◆ Requirement
From the records, pick out and copy each line containing "triangle".

Figure content listings:
## Start
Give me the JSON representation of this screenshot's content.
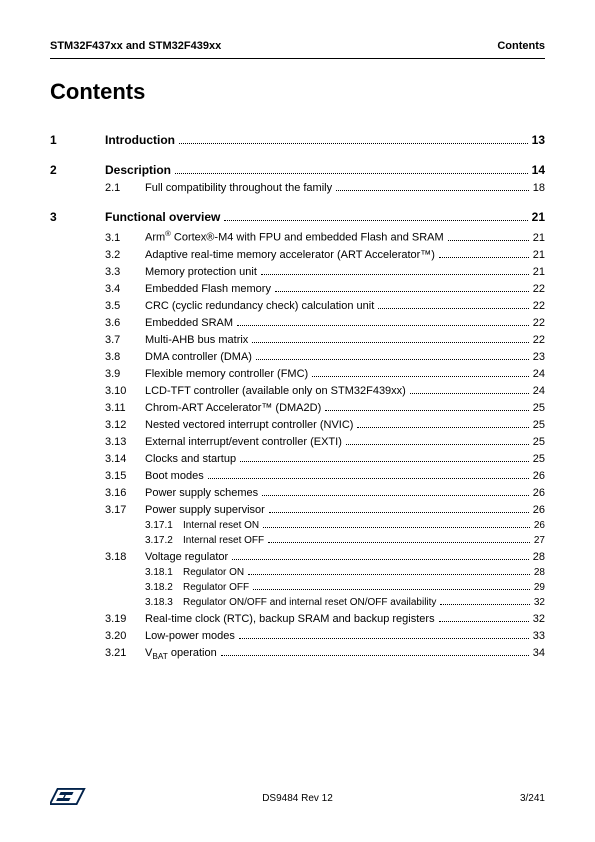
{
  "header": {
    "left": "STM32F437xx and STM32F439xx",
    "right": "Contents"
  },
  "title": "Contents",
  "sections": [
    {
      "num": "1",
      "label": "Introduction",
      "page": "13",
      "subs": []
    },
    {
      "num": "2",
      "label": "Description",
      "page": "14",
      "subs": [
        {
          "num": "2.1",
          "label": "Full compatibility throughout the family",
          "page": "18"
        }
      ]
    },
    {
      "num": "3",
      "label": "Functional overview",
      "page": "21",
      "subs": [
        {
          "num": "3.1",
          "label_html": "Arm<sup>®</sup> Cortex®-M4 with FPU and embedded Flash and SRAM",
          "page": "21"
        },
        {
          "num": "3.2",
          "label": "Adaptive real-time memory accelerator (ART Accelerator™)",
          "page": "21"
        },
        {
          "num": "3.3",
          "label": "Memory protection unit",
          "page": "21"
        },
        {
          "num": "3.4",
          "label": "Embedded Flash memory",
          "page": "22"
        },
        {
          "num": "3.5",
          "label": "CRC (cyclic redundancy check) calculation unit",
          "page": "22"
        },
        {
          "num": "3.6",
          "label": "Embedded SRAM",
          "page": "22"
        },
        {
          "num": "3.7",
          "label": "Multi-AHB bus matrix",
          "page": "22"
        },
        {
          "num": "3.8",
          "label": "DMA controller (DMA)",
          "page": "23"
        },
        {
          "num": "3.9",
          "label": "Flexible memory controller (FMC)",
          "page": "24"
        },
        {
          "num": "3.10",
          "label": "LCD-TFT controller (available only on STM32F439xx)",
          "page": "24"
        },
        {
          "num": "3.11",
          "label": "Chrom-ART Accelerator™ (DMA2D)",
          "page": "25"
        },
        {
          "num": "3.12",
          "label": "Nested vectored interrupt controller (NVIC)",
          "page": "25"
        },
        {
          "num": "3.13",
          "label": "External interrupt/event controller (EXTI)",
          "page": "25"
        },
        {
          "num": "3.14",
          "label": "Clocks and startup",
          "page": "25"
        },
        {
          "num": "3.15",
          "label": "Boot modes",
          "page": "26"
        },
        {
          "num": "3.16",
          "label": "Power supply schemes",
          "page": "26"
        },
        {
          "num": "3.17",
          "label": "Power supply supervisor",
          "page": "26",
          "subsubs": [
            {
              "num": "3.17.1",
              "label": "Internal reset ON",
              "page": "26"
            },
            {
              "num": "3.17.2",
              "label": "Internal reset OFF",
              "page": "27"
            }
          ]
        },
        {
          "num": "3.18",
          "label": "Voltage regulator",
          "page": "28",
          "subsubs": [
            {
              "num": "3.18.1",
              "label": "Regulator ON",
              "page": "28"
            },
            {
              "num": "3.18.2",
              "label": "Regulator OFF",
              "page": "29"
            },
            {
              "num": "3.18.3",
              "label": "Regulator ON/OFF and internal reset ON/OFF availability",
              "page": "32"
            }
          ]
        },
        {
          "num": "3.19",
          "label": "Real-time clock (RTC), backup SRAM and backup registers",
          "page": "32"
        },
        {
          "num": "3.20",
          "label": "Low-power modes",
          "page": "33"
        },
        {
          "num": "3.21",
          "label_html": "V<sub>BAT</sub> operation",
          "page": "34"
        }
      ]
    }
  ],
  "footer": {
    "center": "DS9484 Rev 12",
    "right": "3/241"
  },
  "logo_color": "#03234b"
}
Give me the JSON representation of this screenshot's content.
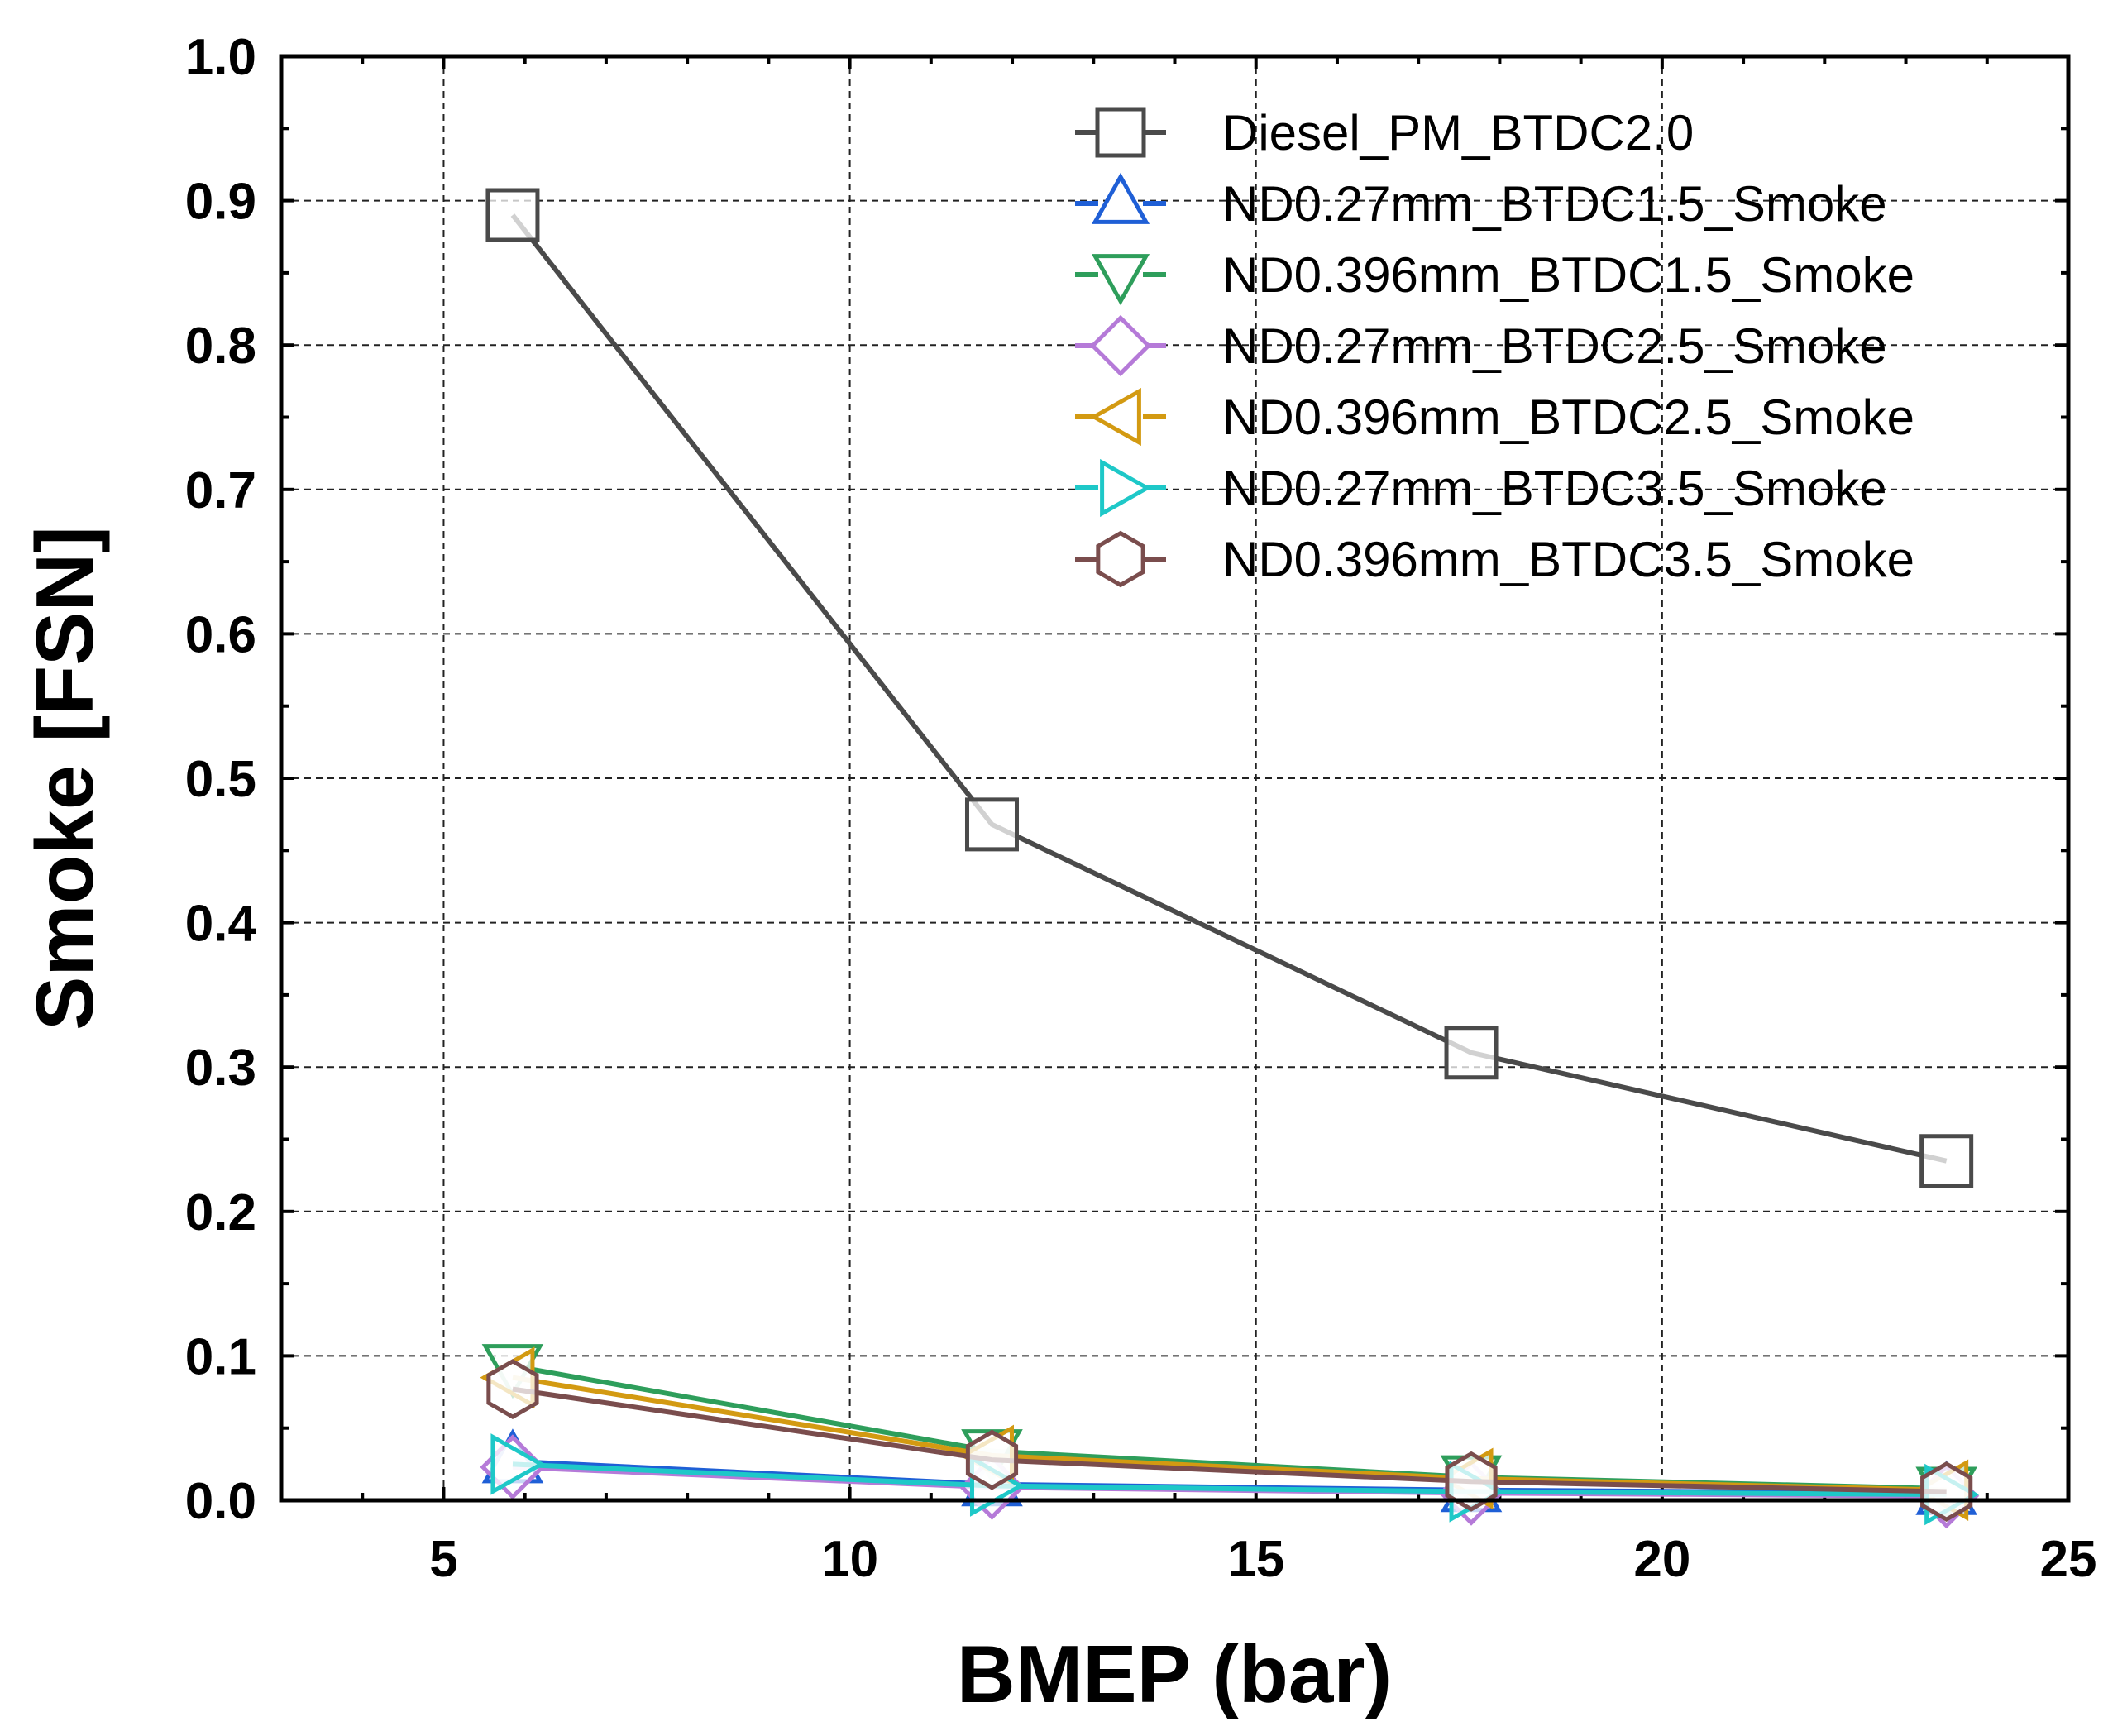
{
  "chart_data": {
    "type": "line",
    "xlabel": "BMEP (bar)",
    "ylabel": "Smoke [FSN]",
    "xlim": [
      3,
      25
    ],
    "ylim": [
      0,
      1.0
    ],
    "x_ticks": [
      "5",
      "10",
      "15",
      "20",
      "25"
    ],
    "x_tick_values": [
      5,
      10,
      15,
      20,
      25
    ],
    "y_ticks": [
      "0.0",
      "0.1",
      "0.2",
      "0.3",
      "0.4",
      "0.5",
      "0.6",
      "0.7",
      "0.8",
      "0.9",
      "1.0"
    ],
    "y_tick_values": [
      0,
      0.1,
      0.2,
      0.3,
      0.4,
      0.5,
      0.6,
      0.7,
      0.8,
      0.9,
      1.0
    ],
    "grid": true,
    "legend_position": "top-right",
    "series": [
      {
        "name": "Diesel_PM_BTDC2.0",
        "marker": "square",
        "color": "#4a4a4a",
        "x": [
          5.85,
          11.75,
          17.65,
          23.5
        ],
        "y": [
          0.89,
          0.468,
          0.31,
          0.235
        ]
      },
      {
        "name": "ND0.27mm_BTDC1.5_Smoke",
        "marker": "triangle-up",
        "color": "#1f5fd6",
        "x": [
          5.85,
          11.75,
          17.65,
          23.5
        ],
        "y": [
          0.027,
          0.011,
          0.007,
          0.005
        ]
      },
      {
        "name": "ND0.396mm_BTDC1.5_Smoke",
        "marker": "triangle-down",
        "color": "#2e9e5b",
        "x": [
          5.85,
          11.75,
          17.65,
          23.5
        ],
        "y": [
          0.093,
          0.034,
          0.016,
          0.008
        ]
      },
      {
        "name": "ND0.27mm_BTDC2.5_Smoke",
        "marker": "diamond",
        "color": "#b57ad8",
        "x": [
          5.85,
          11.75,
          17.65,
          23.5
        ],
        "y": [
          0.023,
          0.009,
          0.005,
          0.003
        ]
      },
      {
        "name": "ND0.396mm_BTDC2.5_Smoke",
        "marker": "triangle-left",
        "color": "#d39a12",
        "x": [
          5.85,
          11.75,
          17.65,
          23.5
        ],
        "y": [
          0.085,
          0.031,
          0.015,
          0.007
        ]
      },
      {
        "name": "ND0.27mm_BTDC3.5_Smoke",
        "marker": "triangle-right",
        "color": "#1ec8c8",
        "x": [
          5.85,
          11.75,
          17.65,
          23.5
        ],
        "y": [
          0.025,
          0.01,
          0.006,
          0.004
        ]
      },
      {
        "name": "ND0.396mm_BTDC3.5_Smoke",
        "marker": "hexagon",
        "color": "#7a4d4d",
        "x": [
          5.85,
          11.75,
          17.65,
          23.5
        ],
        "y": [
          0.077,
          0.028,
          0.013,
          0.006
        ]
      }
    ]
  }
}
## End
◆ Answer in full
        "marker": "triangle-up",
        "marker": "triangle-down",
        "marker": "triangle-left",
        "marker": "triangle-right",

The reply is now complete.